— start Data listing —

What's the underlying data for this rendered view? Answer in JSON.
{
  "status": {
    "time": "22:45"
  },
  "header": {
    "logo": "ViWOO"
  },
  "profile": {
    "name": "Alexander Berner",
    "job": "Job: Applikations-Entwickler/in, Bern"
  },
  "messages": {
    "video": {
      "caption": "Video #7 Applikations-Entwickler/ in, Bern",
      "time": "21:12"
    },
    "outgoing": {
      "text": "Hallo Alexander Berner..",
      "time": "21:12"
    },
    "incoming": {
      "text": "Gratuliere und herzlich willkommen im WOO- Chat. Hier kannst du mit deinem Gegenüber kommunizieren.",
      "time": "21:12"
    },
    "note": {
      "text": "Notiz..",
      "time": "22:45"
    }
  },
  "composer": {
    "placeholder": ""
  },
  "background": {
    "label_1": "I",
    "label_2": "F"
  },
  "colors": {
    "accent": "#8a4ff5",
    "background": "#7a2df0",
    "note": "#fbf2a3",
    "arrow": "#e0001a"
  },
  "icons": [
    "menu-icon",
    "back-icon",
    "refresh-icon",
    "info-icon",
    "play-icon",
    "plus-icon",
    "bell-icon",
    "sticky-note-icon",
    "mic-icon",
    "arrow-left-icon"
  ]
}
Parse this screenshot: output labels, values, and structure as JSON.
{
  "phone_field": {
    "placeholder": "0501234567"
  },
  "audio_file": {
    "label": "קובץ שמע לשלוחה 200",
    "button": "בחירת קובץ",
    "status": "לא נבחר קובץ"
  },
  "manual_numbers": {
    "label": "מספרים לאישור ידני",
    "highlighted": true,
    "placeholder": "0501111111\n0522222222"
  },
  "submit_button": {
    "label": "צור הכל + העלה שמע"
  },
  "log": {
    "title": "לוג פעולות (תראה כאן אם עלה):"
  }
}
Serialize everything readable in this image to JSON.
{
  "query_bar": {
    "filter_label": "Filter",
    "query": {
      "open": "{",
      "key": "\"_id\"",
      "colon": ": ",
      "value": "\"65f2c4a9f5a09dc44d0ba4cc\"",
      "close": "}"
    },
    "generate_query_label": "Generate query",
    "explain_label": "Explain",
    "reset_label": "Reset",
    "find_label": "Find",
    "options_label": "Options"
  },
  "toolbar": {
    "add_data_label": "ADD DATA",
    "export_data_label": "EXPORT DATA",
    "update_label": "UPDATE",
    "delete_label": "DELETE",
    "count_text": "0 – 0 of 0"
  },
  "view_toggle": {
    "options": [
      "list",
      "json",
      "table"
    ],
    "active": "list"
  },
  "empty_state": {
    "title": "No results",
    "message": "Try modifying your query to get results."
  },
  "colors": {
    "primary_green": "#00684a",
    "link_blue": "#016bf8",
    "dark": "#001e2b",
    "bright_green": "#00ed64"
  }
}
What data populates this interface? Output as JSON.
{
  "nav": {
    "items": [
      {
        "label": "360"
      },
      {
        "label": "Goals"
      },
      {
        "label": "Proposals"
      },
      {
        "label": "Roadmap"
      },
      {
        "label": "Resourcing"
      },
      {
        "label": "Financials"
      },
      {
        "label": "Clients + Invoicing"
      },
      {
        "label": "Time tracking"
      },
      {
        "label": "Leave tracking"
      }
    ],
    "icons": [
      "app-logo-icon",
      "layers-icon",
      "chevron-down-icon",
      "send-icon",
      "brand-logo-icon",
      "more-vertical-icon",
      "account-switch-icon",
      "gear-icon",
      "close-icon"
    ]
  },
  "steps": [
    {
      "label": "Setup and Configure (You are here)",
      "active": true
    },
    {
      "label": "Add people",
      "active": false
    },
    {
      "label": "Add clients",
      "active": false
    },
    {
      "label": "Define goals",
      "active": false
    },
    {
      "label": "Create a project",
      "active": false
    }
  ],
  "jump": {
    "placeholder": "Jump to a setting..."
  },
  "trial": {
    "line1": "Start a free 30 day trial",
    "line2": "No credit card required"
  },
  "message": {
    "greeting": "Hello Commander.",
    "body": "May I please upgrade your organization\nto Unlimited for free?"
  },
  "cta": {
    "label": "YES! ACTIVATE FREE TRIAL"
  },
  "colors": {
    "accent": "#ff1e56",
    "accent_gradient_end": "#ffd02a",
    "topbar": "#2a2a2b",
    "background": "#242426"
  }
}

— end Data listing —

• [Work instructions]
All of the entries must be quoted exactly; please include each one.

• [Task output]
What's the underlying data for this rendered view? Answer in JSON.
{
  "status": {
    "time": "22:45"
  },
  "header": {
    "logo": "ViWOO"
  },
  "profile": {
    "name": "Alexander Berner",
    "job": "Job: Applikations-Entwickler/in, Bern"
  },
  "messages": {
    "video": {
      "caption": "Video #7 Applikations-Entwickler/ in, Bern",
      "time": "21:12"
    },
    "outgoing": {
      "text": "Hallo Alexander Berner..",
      "time": "21:12"
    },
    "incoming": {
      "text": "Gratuliere und herzlich willkommen im WOO- Chat. Hier kannst du mit deinem Gegenüber kommunizieren.",
      "time": "21:12"
    },
    "note": {
      "text": "Notiz..",
      "time": "22:45"
    }
  },
  "composer": {
    "placeholder": ""
  },
  "background": {
    "label_1": "I",
    "label_2": "F"
  },
  "colors": {
    "accent": "#8a4ff5",
    "background": "#7a2df0",
    "note": "#fbf2a3",
    "arrow": "#e0001a"
  },
  "icons": [
    "menu-icon",
    "back-icon",
    "refresh-icon",
    "info-icon",
    "play-icon",
    "plus-icon",
    "bell-icon",
    "sticky-note-icon",
    "mic-icon",
    "arrow-left-icon"
  ]
}
Parse this screenshot: output labels, values, and structure as JSON.
{
  "phone_field": {
    "placeholder": "0501234567"
  },
  "audio_file": {
    "label": "קובץ שמע לשלוחה 200",
    "button": "בחירת קובץ",
    "status": "לא נבחר קובץ"
  },
  "manual_numbers": {
    "label": "מספרים לאישור ידני",
    "highlighted": true,
    "placeholder": "0501111111\n0522222222"
  },
  "submit_button": {
    "label": "צור הכל + העלה שמע"
  },
  "log": {
    "title": "לוג פעולות (תראה כאן אם עלה):"
  }
}
Serialize everything readable in this image to JSON.
{
  "query_bar": {
    "filter_label": "Filter",
    "query": {
      "open": "{",
      "key": "\"_id\"",
      "colon": ": ",
      "value": "\"65f2c4a9f5a09dc44d0ba4cc\"",
      "close": "}"
    },
    "generate_query_label": "Generate query",
    "explain_label": "Explain",
    "reset_label": "Reset",
    "find_label": "Find",
    "options_label": "Options"
  },
  "toolbar": {
    "add_data_label": "ADD DATA",
    "export_data_label": "EXPORT DATA",
    "update_label": "UPDATE",
    "delete_label": "DELETE",
    "count_text": "0 – 0 of 0"
  },
  "view_toggle": {
    "options": [
      "list",
      "json",
      "table"
    ],
    "active": "list"
  },
  "empty_state": {
    "title": "No results",
    "message": "Try modifying your query to get results."
  },
  "colors": {
    "primary_green": "#00684a",
    "link_blue": "#016bf8",
    "dark": "#001e2b",
    "bright_green": "#00ed64"
  }
}
What data populates this interface? Output as JSON.
{
  "nav": {
    "items": [
      {
        "label": "360"
      },
      {
        "label": "Goals"
      },
      {
        "label": "Proposals"
      },
      {
        "label": "Roadmap"
      },
      {
        "label": "Resourcing"
      },
      {
        "label": "Financials"
      },
      {
        "label": "Clients + Invoicing"
      },
      {
        "label": "Time tracking"
      },
      {
        "label": "Leave tracking"
      }
    ],
    "icons": [
      "app-logo-icon",
      "layers-icon",
      "chevron-down-icon",
      "send-icon",
      "brand-logo-icon",
      "more-vertical-icon",
      "account-switch-icon",
      "gear-icon",
      "close-icon"
    ]
  },
  "steps": [
    {
      "label": "Setup and Configure (You are here)",
      "active": true
    },
    {
      "label": "Add people",
      "active": false
    },
    {
      "label": "Add clients",
      "active": false
    },
    {
      "label": "Define goals",
      "active": false
    },
    {
      "label": "Create a project",
      "active": false
    }
  ],
  "jump": {
    "placeholder": "Jump to a setting..."
  },
  "trial": {
    "line1": "Start a free 30 day trial",
    "line2": "No credit card required"
  },
  "message": {
    "greeting": "Hello Commander.",
    "body": "May I please upgrade your organization\nto Unlimited for free?"
  },
  "cta": {
    "label": "YES! ACTIVATE FREE TRIAL"
  },
  "colors": {
    "accent": "#ff1e56",
    "accent_gradient_end": "#ffd02a",
    "topbar": "#2a2a2b",
    "background": "#242426"
  }
}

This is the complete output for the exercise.